Work to do: Repeat the whole of the data, keeping every detail the same.

Dataset entries:
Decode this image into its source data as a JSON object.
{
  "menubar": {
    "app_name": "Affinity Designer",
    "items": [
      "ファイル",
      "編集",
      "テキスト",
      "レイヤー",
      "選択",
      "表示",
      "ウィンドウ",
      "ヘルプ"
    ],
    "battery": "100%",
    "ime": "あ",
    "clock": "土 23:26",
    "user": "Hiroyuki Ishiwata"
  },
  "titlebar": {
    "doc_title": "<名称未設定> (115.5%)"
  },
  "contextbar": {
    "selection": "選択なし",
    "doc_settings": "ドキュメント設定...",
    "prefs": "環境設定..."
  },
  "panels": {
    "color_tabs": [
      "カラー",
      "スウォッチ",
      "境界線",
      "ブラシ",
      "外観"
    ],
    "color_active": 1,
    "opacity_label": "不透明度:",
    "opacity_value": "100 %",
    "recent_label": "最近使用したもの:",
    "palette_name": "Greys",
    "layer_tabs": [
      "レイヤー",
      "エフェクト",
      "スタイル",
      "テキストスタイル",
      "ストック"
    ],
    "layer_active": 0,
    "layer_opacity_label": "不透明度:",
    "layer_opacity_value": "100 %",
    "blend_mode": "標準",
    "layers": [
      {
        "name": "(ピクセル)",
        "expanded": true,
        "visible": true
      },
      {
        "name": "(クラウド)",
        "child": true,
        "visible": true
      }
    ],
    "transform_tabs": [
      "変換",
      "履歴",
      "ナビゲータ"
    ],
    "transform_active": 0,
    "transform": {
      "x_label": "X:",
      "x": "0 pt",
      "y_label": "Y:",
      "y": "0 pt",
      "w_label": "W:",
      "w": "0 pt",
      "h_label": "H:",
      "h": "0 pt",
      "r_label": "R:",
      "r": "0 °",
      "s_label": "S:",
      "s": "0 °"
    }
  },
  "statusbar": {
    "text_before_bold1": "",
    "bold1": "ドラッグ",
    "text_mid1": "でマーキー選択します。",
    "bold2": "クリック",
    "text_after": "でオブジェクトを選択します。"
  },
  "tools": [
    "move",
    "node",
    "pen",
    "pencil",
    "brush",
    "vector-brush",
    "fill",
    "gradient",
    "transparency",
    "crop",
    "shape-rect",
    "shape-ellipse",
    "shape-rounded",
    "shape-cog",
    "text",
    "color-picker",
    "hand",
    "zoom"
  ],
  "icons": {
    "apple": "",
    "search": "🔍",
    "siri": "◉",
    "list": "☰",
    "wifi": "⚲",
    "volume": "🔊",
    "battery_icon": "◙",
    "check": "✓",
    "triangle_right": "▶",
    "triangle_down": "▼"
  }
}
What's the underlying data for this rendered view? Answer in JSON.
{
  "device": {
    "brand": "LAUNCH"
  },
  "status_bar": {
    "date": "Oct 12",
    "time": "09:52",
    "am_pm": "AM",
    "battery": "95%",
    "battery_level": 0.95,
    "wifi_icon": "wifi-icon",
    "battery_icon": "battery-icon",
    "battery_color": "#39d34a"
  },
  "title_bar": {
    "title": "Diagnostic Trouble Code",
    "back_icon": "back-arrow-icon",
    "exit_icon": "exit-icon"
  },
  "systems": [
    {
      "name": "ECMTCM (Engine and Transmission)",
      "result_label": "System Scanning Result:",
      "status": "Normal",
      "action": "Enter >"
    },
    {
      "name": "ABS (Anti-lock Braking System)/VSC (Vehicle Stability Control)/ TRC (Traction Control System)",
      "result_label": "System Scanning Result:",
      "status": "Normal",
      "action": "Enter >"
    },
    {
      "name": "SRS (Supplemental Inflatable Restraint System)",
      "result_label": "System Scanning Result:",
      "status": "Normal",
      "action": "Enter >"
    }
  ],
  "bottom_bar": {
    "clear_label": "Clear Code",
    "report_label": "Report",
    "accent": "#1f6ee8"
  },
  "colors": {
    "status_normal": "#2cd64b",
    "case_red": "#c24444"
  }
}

Task result:
Decode this image into its source data as a JSON object.
{
  "menubar": {
    "app_name": "Affinity Designer",
    "items": [
      "ファイル",
      "編集",
      "テキスト",
      "レイヤー",
      "選択",
      "表示",
      "ウィンドウ",
      "ヘルプ"
    ],
    "battery": "100%",
    "ime": "あ",
    "clock": "土 23:26",
    "user": "Hiroyuki Ishiwata"
  },
  "titlebar": {
    "doc_title": "<名称未設定> (115.5%)"
  },
  "contextbar": {
    "selection": "選択なし",
    "doc_settings": "ドキュメント設定...",
    "prefs": "環境設定..."
  },
  "panels": {
    "color_tabs": [
      "カラー",
      "スウォッチ",
      "境界線",
      "ブラシ",
      "外観"
    ],
    "color_active": 1,
    "opacity_label": "不透明度:",
    "opacity_value": "100 %",
    "recent_label": "最近使用したもの:",
    "palette_name": "Greys",
    "layer_tabs": [
      "レイヤー",
      "エフェクト",
      "スタイル",
      "テキストスタイル",
      "ストック"
    ],
    "layer_active": 0,
    "layer_opacity_label": "不透明度:",
    "layer_opacity_value": "100 %",
    "blend_mode": "標準",
    "layers": [
      {
        "name": "(ピクセル)",
        "expanded": true,
        "visible": true
      },
      {
        "name": "(クラウド)",
        "child": true,
        "visible": true
      }
    ],
    "transform_tabs": [
      "変換",
      "履歴",
      "ナビゲータ"
    ],
    "transform_active": 0,
    "transform": {
      "x_label": "X:",
      "x": "0 pt",
      "y_label": "Y:",
      "y": "0 pt",
      "w_label": "W:",
      "w": "0 pt",
      "h_label": "H:",
      "h": "0 pt",
      "r_label": "R:",
      "r": "0 °",
      "s_label": "S:",
      "s": "0 °"
    }
  },
  "statusbar": {
    "text_before_bold1": "",
    "bold1": "ドラッグ",
    "text_mid1": "でマーキー選択します。",
    "bold2": "クリック",
    "text_after": "でオブジェクトを選択します。"
  },
  "tools": [
    "move",
    "node",
    "pen",
    "pencil",
    "brush",
    "vector-brush",
    "fill",
    "gradient",
    "transparency",
    "crop",
    "shape-rect",
    "shape-ellipse",
    "shape-rounded",
    "shape-cog",
    "text",
    "color-picker",
    "hand",
    "zoom"
  ],
  "icons": {
    "apple": "",
    "search": "🔍",
    "siri": "◉",
    "list": "☰",
    "wifi": "⚲",
    "volume": "🔊",
    "battery_icon": "◙",
    "check": "✓",
    "triangle_right": "▶",
    "triangle_down": "▼"
  }
}
What's the underlying data for this rendered view? Answer in JSON.
{
  "device": {
    "brand": "LAUNCH"
  },
  "status_bar": {
    "date": "Oct 12",
    "time": "09:52",
    "am_pm": "AM",
    "battery": "95%",
    "battery_level": 0.95,
    "wifi_icon": "wifi-icon",
    "battery_icon": "battery-icon",
    "battery_color": "#39d34a"
  },
  "title_bar": {
    "title": "Diagnostic Trouble Code",
    "back_icon": "back-arrow-icon",
    "exit_icon": "exit-icon"
  },
  "systems": [
    {
      "name": "ECMTCM (Engine and Transmission)",
      "result_label": "System Scanning Result:",
      "status": "Normal",
      "action": "Enter >"
    },
    {
      "name": "ABS (Anti-lock Braking System)/VSC (Vehicle Stability Control)/ TRC (Traction Control System)",
      "result_label": "System Scanning Result:",
      "status": "Normal",
      "action": "Enter >"
    },
    {
      "name": "SRS (Supplemental Inflatable Restraint System)",
      "result_label": "System Scanning Result:",
      "status": "Normal",
      "action": "Enter >"
    }
  ],
  "bottom_bar": {
    "clear_label": "Clear Code",
    "report_label": "Report",
    "accent": "#1f6ee8"
  },
  "colors": {
    "status_normal": "#2cd64b",
    "case_red": "#c24444"
  }
}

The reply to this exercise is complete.